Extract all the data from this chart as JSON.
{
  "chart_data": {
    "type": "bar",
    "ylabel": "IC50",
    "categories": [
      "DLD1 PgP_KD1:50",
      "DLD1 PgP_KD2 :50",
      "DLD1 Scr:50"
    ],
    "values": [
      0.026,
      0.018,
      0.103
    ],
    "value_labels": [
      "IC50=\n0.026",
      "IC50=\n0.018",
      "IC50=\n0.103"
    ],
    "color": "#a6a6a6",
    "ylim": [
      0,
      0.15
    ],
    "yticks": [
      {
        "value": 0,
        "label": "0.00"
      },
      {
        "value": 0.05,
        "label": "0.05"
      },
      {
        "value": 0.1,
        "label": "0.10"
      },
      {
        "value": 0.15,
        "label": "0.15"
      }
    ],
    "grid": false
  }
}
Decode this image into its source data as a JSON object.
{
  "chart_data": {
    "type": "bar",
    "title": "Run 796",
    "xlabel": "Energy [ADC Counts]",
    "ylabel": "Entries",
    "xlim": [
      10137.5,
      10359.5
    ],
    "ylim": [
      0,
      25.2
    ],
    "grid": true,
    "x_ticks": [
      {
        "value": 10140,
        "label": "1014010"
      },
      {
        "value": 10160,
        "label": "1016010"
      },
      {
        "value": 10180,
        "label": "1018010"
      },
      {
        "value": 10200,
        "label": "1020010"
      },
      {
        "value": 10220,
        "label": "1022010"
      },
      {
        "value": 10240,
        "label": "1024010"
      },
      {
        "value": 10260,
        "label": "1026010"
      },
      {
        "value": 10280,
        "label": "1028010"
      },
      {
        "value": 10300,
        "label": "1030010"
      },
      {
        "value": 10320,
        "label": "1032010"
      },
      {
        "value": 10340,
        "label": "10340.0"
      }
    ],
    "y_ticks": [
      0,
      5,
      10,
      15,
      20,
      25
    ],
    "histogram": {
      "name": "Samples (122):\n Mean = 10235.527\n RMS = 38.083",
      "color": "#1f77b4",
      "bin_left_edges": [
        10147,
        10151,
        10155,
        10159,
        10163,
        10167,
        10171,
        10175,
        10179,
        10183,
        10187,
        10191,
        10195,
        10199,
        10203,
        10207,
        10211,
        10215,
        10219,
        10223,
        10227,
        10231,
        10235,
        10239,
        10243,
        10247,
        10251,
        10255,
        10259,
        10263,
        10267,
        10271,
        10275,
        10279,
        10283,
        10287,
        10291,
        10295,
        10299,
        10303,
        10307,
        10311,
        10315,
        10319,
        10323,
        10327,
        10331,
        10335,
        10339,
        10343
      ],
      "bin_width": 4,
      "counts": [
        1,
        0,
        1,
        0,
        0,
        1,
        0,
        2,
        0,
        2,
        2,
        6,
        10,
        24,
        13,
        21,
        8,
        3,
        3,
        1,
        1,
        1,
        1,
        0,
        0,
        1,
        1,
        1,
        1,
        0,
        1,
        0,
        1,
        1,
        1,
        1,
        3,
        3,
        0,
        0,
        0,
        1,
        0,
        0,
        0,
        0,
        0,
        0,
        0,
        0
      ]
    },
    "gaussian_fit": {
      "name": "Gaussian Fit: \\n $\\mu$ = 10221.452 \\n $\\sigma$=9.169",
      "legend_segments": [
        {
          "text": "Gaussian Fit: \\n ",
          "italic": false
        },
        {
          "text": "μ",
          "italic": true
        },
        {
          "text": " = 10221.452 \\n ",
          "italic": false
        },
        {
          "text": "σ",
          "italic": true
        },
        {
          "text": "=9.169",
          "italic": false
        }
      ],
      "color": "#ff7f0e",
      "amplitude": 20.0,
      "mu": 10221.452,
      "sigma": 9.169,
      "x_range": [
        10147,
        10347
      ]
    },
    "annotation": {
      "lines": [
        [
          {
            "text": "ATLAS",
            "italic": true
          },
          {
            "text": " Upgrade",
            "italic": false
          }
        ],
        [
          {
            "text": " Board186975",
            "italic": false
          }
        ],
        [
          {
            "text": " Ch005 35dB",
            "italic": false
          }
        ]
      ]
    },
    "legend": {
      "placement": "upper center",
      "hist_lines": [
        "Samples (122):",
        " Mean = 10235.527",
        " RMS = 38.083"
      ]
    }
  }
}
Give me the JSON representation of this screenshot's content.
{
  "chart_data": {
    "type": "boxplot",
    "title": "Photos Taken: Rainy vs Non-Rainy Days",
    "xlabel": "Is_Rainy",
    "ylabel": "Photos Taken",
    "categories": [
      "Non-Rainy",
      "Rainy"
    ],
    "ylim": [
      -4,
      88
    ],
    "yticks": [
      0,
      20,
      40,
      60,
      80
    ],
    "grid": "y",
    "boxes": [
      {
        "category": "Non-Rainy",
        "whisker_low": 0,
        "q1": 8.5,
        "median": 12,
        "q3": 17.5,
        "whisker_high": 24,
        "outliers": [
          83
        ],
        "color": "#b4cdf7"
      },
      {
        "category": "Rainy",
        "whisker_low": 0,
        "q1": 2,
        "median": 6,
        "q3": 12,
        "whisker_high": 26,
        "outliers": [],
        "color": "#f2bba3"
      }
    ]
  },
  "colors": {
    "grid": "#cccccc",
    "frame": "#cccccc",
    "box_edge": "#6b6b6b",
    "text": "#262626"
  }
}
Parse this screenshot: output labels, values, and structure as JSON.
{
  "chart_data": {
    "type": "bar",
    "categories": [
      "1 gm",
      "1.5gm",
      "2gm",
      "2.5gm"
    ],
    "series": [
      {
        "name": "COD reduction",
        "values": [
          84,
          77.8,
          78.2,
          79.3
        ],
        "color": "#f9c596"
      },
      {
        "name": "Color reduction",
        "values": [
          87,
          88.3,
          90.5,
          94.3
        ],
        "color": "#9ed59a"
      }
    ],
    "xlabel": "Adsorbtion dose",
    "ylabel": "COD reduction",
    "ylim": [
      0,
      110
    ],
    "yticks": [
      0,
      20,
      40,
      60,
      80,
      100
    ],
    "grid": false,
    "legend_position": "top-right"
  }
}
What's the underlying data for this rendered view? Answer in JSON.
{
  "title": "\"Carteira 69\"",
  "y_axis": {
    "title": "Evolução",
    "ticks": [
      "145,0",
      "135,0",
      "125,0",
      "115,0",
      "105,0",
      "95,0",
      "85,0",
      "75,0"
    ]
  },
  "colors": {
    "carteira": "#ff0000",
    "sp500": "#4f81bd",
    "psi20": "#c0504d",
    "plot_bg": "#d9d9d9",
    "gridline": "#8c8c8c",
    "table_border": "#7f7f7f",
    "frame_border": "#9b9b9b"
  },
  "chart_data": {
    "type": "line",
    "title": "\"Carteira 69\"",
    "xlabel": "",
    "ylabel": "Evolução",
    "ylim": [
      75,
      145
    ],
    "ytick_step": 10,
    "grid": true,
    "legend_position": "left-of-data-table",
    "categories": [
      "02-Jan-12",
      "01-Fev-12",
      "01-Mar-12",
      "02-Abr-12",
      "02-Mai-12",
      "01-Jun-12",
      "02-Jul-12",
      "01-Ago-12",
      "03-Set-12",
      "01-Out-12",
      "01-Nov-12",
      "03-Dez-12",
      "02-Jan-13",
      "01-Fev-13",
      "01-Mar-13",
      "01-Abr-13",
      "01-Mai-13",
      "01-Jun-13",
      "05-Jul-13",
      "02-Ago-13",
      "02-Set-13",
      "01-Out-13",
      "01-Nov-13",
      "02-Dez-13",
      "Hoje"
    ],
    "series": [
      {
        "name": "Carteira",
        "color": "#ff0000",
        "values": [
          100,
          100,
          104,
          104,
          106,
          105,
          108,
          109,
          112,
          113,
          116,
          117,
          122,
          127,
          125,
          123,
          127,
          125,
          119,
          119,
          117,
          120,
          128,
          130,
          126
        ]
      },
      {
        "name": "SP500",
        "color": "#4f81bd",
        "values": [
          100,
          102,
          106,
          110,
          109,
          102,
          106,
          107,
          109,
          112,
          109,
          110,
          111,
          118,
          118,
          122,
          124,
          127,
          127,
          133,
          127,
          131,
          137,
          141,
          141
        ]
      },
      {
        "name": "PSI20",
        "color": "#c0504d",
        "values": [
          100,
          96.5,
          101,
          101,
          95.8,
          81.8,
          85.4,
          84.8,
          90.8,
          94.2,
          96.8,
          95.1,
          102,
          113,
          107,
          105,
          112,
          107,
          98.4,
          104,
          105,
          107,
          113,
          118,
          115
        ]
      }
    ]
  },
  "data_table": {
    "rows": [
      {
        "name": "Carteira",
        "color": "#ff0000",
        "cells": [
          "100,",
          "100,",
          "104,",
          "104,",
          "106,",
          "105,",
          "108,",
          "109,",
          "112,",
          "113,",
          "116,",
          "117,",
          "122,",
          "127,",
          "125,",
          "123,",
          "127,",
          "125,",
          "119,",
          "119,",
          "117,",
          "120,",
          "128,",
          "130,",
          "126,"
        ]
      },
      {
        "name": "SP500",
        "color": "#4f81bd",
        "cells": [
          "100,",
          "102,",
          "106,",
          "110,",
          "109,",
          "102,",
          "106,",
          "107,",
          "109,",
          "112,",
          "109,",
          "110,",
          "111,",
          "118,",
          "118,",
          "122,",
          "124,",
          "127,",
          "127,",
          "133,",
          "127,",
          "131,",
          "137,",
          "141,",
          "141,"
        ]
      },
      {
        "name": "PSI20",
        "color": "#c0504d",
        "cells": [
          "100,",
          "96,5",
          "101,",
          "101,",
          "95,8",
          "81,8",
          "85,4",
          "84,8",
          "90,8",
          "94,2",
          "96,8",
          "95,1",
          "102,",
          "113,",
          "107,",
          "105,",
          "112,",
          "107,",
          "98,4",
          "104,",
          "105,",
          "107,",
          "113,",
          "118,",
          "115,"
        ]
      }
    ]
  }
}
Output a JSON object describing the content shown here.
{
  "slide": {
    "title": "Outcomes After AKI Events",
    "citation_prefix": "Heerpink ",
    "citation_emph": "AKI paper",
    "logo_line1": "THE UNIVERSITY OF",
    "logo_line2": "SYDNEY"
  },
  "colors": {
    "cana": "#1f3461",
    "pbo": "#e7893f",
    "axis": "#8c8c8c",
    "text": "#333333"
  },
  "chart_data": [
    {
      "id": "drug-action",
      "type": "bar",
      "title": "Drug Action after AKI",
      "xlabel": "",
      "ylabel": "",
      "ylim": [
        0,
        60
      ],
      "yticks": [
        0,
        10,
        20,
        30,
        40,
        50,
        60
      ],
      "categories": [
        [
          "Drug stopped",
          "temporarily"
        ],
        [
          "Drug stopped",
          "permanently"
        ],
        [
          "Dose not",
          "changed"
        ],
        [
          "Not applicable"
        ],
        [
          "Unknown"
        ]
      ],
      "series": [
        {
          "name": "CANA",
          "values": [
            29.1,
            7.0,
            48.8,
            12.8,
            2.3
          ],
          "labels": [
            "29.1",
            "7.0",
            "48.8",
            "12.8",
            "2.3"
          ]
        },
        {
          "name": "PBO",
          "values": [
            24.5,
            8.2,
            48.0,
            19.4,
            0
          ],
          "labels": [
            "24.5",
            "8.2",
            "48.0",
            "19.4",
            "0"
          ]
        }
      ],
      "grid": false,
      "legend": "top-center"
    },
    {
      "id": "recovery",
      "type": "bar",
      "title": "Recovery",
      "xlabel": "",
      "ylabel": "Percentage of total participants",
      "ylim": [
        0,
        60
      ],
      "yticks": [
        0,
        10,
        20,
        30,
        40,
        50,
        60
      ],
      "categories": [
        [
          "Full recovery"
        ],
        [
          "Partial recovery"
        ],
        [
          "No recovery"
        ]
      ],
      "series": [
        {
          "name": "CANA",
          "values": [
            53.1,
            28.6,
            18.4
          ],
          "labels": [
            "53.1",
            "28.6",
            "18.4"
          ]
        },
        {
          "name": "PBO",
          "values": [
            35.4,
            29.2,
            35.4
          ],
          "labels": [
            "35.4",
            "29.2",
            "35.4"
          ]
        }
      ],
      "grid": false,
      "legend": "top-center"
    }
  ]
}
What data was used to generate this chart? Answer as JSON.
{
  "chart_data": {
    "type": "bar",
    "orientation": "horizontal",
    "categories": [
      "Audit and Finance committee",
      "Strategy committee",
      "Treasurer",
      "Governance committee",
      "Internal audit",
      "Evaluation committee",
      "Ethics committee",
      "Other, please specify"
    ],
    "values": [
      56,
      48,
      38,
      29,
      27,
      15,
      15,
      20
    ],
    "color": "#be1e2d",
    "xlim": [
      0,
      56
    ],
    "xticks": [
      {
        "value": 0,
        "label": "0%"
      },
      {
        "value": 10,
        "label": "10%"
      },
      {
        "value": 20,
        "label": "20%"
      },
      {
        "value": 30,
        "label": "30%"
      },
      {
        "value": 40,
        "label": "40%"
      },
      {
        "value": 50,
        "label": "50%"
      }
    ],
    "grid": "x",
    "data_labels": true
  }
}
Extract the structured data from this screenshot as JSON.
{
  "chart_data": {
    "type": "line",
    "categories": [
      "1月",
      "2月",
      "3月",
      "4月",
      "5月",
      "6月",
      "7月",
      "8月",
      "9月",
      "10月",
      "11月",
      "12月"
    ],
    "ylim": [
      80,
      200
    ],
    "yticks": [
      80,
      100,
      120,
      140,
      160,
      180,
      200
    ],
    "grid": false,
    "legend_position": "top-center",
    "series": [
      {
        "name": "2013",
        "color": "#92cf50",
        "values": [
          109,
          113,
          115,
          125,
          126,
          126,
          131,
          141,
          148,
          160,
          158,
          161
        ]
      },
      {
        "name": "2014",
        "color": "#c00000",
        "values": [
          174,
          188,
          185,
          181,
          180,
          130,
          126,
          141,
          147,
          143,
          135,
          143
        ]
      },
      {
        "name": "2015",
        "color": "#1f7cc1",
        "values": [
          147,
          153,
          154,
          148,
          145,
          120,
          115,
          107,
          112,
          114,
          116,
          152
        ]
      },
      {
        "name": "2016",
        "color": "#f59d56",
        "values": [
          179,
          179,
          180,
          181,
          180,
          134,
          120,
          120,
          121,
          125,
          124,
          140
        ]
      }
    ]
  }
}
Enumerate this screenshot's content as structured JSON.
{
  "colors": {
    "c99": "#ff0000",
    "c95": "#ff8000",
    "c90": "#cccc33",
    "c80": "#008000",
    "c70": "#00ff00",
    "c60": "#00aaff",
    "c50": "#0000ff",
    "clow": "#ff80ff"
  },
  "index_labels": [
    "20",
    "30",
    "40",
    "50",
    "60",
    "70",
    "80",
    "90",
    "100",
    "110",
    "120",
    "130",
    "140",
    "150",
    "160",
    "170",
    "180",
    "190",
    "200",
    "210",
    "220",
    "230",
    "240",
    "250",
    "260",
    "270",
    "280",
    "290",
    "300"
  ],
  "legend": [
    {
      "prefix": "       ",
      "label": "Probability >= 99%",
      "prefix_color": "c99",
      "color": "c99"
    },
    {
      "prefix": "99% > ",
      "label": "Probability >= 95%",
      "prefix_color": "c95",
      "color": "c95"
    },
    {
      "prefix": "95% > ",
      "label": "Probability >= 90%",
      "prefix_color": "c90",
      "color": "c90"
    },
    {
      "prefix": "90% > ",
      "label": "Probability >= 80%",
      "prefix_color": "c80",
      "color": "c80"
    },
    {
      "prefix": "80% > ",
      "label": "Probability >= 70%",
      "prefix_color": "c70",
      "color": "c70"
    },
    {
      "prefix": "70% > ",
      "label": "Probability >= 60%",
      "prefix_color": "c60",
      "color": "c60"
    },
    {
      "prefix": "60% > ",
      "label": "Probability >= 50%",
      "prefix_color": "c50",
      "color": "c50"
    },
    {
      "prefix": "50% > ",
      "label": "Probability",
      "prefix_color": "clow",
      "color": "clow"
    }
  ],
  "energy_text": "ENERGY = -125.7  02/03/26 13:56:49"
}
--- --- ---
# Directions for this task
Pull out every line containing "content".

# Response to this exercise
Give me the JSON representation of this screenshot's content.
Output a JSON object describing the content shown here.
Enumerate this screenshot's content as structured JSON.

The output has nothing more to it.